◆ TO BE DONE ◆
Extract every line from the records below that contains the word "under".

[START]

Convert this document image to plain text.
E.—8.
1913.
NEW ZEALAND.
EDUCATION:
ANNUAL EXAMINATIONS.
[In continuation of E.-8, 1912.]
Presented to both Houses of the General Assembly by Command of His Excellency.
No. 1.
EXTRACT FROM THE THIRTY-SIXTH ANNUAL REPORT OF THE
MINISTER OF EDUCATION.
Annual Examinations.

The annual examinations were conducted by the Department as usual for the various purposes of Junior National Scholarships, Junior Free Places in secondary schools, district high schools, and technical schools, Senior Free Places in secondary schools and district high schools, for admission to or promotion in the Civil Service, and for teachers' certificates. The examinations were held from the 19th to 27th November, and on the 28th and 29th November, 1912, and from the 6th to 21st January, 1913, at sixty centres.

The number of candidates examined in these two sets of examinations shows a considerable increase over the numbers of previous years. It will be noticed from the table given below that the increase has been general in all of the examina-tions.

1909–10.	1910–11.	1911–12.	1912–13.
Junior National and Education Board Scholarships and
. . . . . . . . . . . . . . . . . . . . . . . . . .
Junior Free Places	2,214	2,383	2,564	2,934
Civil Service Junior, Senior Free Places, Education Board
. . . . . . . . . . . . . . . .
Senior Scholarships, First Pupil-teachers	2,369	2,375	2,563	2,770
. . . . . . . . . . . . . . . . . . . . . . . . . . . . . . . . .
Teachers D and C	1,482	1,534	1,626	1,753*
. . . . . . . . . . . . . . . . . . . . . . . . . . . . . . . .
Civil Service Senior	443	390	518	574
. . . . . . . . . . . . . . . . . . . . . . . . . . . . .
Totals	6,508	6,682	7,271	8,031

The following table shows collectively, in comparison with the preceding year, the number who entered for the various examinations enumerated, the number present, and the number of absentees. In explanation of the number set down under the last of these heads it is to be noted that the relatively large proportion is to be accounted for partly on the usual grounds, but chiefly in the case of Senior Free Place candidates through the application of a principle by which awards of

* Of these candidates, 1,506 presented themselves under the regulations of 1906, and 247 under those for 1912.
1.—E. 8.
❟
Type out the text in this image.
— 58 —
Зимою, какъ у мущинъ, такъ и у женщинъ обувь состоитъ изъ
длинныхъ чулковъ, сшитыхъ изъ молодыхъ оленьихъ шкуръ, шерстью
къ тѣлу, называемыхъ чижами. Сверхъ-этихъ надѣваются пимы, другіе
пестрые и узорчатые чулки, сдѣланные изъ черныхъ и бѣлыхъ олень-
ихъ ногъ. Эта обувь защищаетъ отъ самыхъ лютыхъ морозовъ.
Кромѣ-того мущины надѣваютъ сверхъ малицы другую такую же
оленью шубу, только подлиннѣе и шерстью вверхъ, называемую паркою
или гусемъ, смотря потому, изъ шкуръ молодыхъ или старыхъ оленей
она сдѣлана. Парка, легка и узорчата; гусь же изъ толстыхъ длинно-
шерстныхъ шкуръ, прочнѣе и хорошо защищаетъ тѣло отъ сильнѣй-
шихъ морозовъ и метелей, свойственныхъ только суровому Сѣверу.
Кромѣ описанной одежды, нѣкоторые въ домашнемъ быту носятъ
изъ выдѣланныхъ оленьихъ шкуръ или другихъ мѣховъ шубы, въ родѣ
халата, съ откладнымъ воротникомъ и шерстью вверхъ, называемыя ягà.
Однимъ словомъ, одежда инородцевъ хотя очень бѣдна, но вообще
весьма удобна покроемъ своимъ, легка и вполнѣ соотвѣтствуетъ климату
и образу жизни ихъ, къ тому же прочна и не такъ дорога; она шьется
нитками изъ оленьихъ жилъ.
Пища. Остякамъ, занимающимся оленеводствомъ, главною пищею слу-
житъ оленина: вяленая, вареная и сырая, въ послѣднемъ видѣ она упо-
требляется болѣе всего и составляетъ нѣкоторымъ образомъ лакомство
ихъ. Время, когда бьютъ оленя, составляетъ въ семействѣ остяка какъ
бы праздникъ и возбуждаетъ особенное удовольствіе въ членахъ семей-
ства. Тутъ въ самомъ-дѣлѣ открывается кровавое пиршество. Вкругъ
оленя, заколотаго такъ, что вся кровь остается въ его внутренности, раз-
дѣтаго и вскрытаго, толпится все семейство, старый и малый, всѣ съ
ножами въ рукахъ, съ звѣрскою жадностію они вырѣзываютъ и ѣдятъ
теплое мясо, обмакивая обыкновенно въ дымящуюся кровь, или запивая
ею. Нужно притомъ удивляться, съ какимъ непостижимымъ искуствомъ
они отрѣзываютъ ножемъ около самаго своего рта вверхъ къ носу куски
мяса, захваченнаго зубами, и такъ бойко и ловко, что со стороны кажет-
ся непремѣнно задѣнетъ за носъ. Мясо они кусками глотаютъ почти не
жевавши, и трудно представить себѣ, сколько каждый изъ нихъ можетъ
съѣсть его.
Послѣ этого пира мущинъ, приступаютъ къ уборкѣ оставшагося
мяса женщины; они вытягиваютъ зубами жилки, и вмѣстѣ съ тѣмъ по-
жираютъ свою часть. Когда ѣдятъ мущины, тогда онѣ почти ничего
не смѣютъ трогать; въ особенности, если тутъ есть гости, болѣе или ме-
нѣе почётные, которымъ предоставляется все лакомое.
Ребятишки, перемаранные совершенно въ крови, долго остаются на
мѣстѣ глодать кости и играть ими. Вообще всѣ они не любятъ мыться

[END]

◆ THE REPLY ◆
The following table shows collectively, in comparison with the preceding year, the number who entered for the various examinations enumerated, the number present, and the number of absentees. In explanation of the number set down under the last of these heads it is to be noted that the relatively large proportion is to be accounted for partly on the usual grounds, but chiefly in the case of Senior Free Place candidates through the application of a principle by which awards of
* Of these candidates, 1,506 presented themselves under the regulations of 1906, and 247 under those for 1912.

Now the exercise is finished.